Problem to work on:
Every line that includes the word "projecte" is to be listed.
--- begin Given entries ---
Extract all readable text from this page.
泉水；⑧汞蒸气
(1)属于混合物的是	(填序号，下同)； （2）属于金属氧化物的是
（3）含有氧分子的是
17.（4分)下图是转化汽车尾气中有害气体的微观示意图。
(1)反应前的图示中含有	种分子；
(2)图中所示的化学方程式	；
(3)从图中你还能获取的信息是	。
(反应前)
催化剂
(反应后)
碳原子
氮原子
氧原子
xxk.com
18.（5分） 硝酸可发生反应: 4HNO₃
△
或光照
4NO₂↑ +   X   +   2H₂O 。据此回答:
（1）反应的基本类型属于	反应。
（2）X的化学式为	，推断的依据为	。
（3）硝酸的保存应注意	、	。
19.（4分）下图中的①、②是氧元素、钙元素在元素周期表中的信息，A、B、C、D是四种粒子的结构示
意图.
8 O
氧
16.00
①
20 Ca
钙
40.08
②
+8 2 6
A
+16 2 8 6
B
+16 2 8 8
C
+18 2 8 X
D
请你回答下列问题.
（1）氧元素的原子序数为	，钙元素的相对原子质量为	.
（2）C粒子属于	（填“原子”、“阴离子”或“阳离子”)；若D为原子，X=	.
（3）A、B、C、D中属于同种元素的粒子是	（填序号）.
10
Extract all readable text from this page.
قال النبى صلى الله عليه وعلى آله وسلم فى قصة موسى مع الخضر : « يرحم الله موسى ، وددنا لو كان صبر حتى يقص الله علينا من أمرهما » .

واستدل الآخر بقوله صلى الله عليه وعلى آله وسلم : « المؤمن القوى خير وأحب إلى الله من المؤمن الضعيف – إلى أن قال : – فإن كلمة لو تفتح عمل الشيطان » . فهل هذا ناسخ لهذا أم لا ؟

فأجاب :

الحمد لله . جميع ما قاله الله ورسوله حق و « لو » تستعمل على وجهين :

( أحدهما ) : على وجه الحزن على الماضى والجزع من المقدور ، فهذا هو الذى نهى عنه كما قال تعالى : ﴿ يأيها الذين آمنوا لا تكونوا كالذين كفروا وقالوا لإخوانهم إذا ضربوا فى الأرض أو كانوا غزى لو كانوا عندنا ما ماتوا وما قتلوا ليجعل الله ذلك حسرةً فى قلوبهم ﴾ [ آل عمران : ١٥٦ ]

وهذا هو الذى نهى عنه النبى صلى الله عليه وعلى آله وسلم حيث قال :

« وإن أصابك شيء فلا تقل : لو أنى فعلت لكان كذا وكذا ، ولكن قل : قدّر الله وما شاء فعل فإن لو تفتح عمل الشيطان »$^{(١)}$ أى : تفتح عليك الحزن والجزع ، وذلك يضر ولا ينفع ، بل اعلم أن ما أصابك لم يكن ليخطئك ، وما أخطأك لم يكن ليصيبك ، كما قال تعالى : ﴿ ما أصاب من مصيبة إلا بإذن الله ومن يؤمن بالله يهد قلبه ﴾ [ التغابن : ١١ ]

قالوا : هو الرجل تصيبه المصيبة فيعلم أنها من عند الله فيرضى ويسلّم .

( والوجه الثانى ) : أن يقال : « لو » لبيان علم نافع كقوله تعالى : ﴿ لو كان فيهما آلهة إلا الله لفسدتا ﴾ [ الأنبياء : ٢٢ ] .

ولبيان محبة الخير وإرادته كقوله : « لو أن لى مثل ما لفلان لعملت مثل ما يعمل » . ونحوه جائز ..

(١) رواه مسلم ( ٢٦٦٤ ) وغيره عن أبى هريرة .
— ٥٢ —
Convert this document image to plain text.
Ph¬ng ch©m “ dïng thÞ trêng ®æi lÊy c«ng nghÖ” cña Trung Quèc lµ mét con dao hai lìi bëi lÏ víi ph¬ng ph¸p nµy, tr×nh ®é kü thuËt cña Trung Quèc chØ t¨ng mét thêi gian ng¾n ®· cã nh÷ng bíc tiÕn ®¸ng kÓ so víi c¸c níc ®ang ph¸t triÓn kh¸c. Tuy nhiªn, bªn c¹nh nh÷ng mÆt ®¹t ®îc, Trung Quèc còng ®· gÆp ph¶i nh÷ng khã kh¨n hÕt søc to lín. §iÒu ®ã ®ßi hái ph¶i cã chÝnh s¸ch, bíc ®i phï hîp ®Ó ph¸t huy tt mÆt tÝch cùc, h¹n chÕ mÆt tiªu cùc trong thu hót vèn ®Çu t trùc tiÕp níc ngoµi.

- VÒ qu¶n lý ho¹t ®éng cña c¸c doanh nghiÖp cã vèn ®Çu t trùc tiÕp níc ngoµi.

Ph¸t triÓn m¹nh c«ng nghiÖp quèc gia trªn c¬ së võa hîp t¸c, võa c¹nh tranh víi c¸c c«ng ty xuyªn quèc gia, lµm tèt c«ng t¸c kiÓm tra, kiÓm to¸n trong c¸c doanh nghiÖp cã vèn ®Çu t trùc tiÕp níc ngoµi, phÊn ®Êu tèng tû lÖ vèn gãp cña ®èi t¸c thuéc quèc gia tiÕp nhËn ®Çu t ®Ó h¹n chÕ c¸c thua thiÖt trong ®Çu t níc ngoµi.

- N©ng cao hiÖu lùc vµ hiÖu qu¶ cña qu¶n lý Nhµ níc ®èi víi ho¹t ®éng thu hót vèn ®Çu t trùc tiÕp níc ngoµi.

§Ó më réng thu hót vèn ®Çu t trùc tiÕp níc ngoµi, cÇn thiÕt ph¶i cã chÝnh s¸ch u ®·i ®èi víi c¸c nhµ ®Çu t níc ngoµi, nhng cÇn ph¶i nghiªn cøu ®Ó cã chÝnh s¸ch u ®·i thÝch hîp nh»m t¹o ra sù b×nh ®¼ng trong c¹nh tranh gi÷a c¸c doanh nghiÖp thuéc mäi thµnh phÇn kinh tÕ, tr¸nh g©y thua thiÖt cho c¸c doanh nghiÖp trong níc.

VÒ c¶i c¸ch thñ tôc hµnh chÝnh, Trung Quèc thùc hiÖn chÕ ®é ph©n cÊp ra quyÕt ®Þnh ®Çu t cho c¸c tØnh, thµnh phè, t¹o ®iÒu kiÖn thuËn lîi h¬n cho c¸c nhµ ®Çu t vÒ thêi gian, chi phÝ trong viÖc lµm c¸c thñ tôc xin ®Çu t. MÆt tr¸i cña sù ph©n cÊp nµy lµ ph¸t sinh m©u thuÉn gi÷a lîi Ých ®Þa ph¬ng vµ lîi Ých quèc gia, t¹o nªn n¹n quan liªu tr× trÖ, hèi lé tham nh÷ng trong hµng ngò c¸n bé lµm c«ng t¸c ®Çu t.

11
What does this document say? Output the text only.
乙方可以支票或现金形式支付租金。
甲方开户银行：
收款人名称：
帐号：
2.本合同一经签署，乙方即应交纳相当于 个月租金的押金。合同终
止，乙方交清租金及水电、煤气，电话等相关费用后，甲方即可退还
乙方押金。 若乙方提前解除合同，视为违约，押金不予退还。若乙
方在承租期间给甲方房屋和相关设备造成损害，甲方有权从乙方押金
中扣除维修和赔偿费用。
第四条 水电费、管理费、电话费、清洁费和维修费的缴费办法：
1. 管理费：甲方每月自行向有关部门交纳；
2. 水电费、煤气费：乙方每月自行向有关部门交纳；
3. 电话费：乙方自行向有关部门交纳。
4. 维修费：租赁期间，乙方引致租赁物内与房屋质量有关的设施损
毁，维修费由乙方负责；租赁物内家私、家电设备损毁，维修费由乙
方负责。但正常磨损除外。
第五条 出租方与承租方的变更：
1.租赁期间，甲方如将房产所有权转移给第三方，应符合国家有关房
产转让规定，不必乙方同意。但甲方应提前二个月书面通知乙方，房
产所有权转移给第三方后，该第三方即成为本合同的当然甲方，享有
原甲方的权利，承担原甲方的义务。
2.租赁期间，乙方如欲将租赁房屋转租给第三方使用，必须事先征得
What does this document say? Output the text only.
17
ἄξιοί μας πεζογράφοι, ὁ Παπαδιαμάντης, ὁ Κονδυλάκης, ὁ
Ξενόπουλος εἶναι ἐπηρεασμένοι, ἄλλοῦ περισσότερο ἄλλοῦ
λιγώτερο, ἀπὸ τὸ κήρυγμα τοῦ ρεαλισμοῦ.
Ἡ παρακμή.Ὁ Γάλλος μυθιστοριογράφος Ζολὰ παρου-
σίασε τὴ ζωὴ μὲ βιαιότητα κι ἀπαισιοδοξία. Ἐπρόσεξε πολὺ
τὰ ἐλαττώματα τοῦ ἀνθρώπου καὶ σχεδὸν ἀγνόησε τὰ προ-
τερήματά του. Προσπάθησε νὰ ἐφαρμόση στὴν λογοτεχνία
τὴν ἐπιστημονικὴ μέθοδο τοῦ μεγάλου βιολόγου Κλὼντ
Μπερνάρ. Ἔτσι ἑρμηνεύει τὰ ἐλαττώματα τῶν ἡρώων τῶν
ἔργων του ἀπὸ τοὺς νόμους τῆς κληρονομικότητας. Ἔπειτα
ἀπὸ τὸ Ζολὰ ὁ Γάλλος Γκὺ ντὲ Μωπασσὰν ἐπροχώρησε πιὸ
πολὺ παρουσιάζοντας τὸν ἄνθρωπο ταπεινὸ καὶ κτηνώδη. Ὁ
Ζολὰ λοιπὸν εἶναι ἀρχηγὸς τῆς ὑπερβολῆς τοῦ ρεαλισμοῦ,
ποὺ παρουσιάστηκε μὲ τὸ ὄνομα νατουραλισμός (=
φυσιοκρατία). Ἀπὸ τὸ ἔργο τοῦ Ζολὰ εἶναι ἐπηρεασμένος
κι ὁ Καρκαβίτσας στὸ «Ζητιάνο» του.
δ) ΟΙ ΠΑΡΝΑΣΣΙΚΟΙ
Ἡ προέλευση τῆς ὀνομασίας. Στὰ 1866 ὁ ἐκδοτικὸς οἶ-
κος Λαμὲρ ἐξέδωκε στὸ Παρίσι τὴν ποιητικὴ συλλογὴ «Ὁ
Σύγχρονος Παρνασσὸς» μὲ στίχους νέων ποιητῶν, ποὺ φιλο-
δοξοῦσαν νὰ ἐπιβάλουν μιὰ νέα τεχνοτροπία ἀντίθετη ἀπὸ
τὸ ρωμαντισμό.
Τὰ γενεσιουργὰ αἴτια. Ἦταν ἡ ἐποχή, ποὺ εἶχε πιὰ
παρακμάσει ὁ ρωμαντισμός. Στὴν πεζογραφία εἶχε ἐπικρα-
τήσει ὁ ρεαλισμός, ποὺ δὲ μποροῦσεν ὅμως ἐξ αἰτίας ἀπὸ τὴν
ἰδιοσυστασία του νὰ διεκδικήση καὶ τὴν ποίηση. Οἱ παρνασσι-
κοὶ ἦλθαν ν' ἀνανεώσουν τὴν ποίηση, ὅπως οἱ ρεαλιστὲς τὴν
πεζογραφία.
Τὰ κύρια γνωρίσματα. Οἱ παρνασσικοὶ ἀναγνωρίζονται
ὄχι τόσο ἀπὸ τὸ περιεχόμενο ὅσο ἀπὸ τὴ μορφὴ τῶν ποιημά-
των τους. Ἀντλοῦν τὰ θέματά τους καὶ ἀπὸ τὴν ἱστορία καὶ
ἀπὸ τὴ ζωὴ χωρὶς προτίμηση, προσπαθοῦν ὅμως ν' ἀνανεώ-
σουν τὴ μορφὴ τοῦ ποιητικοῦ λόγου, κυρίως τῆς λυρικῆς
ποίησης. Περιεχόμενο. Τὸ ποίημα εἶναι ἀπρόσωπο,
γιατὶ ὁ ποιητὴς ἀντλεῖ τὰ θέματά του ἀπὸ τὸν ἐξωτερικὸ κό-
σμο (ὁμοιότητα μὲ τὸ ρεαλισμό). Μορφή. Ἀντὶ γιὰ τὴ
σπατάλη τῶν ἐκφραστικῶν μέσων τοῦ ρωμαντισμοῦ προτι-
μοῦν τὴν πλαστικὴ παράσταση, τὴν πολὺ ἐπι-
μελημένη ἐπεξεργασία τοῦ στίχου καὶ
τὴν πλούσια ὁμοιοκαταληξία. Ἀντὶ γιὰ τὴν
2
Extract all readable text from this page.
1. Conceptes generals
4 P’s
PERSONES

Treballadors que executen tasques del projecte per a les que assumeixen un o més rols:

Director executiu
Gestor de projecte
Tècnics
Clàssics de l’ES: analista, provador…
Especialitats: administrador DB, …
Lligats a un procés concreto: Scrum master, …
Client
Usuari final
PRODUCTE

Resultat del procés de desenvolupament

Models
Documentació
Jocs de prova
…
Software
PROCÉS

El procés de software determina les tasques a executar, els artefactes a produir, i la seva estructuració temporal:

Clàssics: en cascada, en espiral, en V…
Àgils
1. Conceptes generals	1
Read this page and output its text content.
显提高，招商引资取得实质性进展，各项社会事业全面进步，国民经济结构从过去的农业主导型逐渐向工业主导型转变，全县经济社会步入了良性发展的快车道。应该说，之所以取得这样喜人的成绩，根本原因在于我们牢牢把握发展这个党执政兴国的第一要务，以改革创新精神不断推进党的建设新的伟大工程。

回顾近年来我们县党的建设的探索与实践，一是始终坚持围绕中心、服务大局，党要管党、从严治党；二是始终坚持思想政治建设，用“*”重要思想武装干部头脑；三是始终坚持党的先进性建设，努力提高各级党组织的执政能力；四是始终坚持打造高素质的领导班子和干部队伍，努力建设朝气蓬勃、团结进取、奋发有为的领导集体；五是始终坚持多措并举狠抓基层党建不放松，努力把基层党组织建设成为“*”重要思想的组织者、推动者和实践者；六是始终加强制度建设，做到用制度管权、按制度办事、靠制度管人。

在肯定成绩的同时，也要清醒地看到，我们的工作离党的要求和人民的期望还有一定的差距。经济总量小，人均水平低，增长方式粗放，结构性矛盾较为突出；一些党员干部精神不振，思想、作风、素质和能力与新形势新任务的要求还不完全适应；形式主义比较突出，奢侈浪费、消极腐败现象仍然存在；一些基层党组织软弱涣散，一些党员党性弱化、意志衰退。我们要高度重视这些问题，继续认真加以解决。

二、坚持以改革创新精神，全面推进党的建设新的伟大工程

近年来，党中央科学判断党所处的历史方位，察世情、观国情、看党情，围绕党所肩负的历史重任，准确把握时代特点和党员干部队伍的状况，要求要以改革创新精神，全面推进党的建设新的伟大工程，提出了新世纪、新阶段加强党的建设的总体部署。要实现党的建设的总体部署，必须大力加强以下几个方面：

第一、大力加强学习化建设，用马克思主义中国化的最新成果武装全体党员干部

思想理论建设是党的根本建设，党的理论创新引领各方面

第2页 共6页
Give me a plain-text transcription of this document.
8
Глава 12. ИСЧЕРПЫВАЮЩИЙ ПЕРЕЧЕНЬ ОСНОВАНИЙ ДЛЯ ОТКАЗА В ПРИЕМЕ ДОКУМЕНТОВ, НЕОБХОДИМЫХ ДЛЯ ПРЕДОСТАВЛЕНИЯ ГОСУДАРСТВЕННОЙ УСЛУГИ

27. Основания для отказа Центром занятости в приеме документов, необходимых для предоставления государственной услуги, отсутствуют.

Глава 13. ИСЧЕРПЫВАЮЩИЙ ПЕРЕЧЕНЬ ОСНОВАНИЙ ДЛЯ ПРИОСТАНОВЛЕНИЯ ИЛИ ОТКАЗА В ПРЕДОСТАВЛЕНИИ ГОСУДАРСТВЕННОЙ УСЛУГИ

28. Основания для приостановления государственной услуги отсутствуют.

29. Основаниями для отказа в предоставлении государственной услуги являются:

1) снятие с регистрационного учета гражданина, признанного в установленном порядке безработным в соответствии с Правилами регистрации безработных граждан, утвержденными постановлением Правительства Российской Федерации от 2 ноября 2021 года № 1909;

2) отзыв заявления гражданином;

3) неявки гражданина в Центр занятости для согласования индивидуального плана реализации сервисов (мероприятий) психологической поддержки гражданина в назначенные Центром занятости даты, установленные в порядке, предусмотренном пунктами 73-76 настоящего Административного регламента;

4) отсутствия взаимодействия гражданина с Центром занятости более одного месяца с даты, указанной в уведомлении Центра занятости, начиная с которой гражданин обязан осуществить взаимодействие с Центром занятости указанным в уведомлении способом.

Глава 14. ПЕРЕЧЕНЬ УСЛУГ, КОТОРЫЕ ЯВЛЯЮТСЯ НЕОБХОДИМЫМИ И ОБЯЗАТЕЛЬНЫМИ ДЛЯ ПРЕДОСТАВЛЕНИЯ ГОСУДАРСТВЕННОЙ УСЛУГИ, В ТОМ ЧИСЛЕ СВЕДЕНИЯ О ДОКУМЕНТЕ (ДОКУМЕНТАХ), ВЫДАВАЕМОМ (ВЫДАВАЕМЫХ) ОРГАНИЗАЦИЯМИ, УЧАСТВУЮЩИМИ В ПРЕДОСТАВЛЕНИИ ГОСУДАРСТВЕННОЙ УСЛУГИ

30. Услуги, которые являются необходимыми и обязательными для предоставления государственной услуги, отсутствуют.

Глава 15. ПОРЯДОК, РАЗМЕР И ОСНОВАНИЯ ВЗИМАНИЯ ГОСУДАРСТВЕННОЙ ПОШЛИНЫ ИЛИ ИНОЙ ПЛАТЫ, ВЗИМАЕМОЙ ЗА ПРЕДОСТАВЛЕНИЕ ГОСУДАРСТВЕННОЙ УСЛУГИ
--- end Given entries ---
The solution:
Treballadors que executen tasques del projecte per a les que assumeixen un o més rols:
Gestor de projecte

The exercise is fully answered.